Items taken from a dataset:
==============================

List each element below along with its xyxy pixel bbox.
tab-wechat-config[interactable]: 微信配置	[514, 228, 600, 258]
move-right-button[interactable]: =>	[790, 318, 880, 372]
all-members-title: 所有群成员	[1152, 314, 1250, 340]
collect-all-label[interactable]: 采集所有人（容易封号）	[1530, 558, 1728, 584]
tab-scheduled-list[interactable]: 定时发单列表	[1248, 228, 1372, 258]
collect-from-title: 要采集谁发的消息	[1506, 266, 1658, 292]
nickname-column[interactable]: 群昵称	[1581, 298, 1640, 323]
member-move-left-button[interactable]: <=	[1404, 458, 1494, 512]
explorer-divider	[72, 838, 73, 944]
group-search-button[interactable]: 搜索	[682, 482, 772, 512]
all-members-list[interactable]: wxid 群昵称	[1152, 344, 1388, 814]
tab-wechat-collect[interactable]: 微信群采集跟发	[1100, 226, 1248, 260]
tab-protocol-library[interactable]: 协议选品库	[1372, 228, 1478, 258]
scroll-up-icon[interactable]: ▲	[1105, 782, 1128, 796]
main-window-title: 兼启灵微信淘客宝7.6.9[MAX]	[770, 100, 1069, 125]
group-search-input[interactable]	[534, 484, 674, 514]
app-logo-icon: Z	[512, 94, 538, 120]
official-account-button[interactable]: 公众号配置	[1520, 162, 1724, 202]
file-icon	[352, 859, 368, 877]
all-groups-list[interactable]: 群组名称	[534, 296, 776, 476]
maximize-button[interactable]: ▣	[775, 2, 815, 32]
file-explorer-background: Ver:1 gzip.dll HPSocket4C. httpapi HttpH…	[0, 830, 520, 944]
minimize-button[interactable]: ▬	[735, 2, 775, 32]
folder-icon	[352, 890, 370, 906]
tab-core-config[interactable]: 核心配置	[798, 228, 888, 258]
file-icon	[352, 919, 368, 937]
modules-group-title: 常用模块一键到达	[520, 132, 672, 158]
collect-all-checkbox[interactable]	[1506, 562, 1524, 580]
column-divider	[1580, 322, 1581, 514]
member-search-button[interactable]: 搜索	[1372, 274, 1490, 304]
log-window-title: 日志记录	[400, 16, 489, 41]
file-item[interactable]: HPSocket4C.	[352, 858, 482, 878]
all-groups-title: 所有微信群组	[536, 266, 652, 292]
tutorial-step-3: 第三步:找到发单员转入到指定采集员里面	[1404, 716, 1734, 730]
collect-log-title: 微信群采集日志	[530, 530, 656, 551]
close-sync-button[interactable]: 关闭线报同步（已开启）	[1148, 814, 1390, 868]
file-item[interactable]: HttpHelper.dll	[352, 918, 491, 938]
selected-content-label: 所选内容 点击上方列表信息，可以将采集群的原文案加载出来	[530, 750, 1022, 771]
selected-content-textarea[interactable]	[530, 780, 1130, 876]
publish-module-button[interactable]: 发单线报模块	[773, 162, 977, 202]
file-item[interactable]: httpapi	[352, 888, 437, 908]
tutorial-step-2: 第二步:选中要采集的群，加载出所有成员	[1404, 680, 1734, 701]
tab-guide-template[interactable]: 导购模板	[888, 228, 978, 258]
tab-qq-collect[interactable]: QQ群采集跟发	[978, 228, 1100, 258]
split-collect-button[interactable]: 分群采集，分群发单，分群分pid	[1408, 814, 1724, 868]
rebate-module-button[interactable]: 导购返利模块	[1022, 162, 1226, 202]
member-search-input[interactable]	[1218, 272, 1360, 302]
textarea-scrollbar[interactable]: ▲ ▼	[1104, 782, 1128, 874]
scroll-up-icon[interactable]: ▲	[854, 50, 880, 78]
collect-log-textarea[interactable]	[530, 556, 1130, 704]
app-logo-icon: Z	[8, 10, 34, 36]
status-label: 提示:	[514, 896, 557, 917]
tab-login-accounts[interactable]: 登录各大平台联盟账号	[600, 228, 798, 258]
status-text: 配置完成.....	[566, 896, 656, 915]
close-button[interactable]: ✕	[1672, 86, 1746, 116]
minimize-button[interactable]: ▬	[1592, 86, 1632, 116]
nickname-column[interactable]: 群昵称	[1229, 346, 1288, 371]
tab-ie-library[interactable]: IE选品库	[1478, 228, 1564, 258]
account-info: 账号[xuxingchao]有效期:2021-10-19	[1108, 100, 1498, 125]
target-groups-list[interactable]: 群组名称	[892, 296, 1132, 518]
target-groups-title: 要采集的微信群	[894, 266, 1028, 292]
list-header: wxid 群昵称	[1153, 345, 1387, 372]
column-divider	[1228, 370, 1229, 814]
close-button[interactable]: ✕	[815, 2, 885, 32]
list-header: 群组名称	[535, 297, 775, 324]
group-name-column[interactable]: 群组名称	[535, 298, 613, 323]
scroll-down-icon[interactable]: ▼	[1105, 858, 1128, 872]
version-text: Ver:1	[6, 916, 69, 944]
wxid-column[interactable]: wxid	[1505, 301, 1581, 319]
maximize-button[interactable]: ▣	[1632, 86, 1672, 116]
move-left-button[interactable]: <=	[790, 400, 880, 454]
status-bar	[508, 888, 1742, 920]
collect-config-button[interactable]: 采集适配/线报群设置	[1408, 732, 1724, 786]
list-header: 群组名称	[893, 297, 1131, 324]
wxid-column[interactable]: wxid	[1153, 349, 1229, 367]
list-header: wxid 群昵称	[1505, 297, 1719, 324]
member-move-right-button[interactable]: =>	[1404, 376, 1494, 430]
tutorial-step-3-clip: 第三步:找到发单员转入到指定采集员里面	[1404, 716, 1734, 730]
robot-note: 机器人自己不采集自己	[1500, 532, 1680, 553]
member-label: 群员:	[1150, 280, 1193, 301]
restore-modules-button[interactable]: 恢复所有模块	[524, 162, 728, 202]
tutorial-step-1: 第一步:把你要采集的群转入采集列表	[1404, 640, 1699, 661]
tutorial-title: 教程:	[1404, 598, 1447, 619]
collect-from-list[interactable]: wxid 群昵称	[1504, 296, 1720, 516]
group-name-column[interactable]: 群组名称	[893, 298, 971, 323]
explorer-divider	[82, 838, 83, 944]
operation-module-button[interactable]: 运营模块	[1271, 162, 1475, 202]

==============================

• _TO DO_
Reproduce every line of the items above word for word, changing nothing.

• _FINISHED TASK_
List each element below along with its xyxy pixel bbox.
tab-wechat-config[interactable]: 微信配置	[514, 228, 600, 258]
move-right-button[interactable]: =>	[790, 318, 880, 372]
all-members-title: 所有群成员	[1152, 314, 1250, 340]
collect-all-label[interactable]: 采集所有人（容易封号）	[1530, 558, 1728, 584]
tab-scheduled-list[interactable]: 定时发单列表	[1248, 228, 1372, 258]
collect-from-title: 要采集谁发的消息	[1506, 266, 1658, 292]
nickname-column[interactable]: 群昵称	[1581, 298, 1640, 323]
member-move-left-button[interactable]: <=	[1404, 458, 1494, 512]
explorer-divider	[72, 838, 73, 944]
group-search-button[interactable]: 搜索	[682, 482, 772, 512]
all-members-list[interactable]: wxid 群昵称	[1152, 344, 1388, 814]
tab-wechat-collect[interactable]: 微信群采集跟发	[1100, 226, 1248, 260]
tab-protocol-library[interactable]: 协议选品库	[1372, 228, 1478, 258]
scroll-up-icon[interactable]: ▲	[1105, 782, 1128, 796]
main-window-title: 兼启灵微信淘客宝7.6.9[MAX]	[770, 100, 1069, 125]
group-search-input[interactable]	[534, 484, 674, 514]
app-logo-icon: Z	[512, 94, 538, 120]
official-account-button[interactable]: 公众号配置	[1520, 162, 1724, 202]
file-icon	[352, 859, 368, 877]
all-groups-list[interactable]: 群组名称	[534, 296, 776, 476]
maximize-button[interactable]: ▣	[775, 2, 815, 32]
file-explorer-background: Ver:1 gzip.dll HPSocket4C. httpapi HttpH…	[0, 830, 520, 944]
minimize-button[interactable]: ▬	[735, 2, 775, 32]
folder-icon	[352, 890, 370, 906]
tab-core-config[interactable]: 核心配置	[798, 228, 888, 258]
file-icon	[352, 919, 368, 937]
modules-group-title: 常用模块一键到达	[520, 132, 672, 158]
collect-all-checkbox[interactable]	[1506, 562, 1524, 580]
column-divider	[1580, 322, 1581, 514]
member-search-button[interactable]: 搜索	[1372, 274, 1490, 304]
log-window-title: 日志记录	[400, 16, 489, 41]
file-item[interactable]: HPSocket4C.	[352, 858, 482, 878]
all-groups-title: 所有微信群组	[536, 266, 652, 292]
tutorial-step-3: 第三步:找到发单员转入到指定采集员里面	[1404, 716, 1734, 730]
collect-log-title: 微信群采集日志	[530, 530, 656, 551]
close-sync-button[interactable]: 关闭线报同步（已开启）	[1148, 814, 1390, 868]
file-item[interactable]: HttpHelper.dll	[352, 918, 491, 938]
selected-content-label: 所选内容 点击上方列表信息，可以将采集群的原文案加载出来	[530, 750, 1022, 771]
selected-content-textarea[interactable]	[530, 780, 1130, 876]
publish-module-button[interactable]: 发单线报模块	[773, 162, 977, 202]
file-item[interactable]: httpapi	[352, 888, 437, 908]
tutorial-step-2: 第二步:选中要采集的群，加载出所有成员	[1404, 680, 1734, 701]
tab-guide-template[interactable]: 导购模板	[888, 228, 978, 258]
tab-qq-collect[interactable]: QQ群采集跟发	[978, 228, 1100, 258]
split-collect-button[interactable]: 分群采集，分群发单，分群分pid	[1408, 814, 1724, 868]
rebate-module-button[interactable]: 导购返利模块	[1022, 162, 1226, 202]
member-search-input[interactable]	[1218, 272, 1360, 302]
textarea-scrollbar[interactable]: ▲ ▼	[1104, 782, 1128, 874]
scroll-up-icon[interactable]: ▲	[854, 50, 880, 78]
collect-log-textarea[interactable]	[530, 556, 1130, 704]
app-logo-icon: Z	[8, 10, 34, 36]
status-label: 提示:	[514, 896, 557, 917]
tab-login-accounts[interactable]: 登录各大平台联盟账号	[600, 228, 798, 258]
status-text: 配置完成.....	[566, 896, 656, 915]
close-button[interactable]: ✕	[1672, 86, 1746, 116]
minimize-button[interactable]: ▬	[1592, 86, 1632, 116]
nickname-column[interactable]: 群昵称	[1229, 346, 1288, 371]
tab-ie-library[interactable]: IE选品库	[1478, 228, 1564, 258]
account-info: 账号[xuxingchao]有效期:2021-10-19	[1108, 100, 1498, 125]
target-groups-list[interactable]: 群组名称	[892, 296, 1132, 518]
target-groups-title: 要采集的微信群	[894, 266, 1028, 292]
list-header: wxid 群昵称	[1153, 345, 1387, 372]
column-divider	[1228, 370, 1229, 814]
close-button[interactable]: ✕	[815, 2, 885, 32]
list-header: 群组名称	[535, 297, 775, 324]
group-name-column[interactable]: 群组名称	[535, 298, 613, 323]
scroll-down-icon[interactable]: ▼	[1105, 858, 1128, 872]
version-text: Ver:1	[6, 916, 69, 944]
wxid-column[interactable]: wxid	[1505, 301, 1581, 319]
maximize-button[interactable]: ▣	[1632, 86, 1672, 116]
move-left-button[interactable]: <=	[790, 400, 880, 454]
status-bar	[508, 888, 1742, 920]
collect-config-button[interactable]: 采集适配/线报群设置	[1408, 732, 1724, 786]
list-header: 群组名称	[893, 297, 1131, 324]
wxid-column[interactable]: wxid	[1153, 349, 1229, 367]
list-header: wxid 群昵称	[1505, 297, 1719, 324]
member-move-right-button[interactable]: =>	[1404, 376, 1494, 430]
tutorial-step-3-clip: 第三步:找到发单员转入到指定采集员里面	[1404, 716, 1734, 730]
robot-note: 机器人自己不采集自己	[1500, 532, 1680, 553]
member-label: 群员:	[1150, 280, 1193, 301]
restore-modules-button[interactable]: 恢复所有模块	[524, 162, 728, 202]
tutorial-step-1: 第一步:把你要采集的群转入采集列表	[1404, 640, 1699, 661]
tutorial-title: 教程:	[1404, 598, 1447, 619]
collect-from-list[interactable]: wxid 群昵称	[1504, 296, 1720, 516]
group-name-column[interactable]: 群组名称	[893, 298, 971, 323]
explorer-divider	[82, 838, 83, 944]
operation-module-button[interactable]: 运营模块	[1271, 162, 1475, 202]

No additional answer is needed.